[Items from a figure collection]

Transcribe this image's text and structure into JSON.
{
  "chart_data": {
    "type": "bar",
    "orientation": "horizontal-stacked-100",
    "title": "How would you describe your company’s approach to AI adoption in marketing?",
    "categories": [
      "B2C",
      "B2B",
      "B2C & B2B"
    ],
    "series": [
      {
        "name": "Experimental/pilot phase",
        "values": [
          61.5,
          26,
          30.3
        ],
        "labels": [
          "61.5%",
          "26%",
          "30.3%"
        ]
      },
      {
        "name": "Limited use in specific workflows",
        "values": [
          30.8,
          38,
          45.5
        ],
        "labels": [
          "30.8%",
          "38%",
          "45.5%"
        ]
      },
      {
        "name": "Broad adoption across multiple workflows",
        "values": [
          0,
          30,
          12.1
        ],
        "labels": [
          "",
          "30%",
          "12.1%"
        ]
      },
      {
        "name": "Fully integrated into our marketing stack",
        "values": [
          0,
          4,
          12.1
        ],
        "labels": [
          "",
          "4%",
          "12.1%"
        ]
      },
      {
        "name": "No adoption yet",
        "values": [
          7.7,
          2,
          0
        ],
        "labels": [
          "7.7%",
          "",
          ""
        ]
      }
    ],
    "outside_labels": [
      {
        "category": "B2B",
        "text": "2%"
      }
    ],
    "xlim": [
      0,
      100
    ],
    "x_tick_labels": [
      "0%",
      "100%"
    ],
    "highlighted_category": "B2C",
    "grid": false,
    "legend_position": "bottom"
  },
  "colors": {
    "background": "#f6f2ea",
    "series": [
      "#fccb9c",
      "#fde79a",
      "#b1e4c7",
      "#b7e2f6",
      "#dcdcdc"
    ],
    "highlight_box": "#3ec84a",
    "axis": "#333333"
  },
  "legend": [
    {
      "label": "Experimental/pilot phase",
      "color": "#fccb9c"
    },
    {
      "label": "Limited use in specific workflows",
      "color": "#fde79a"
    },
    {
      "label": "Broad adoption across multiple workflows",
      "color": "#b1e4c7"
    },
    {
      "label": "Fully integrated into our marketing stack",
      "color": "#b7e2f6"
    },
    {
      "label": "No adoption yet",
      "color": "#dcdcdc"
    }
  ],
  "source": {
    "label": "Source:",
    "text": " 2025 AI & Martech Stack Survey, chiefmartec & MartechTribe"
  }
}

■ Objective: Find all lines with "into" in them and copy each one.

■ Written solution:
Transcribe this image's text and structure into JSON.
        "name": "Fully integrated into our marketing stack",
      "label": "Fully integrated into our marketing stack",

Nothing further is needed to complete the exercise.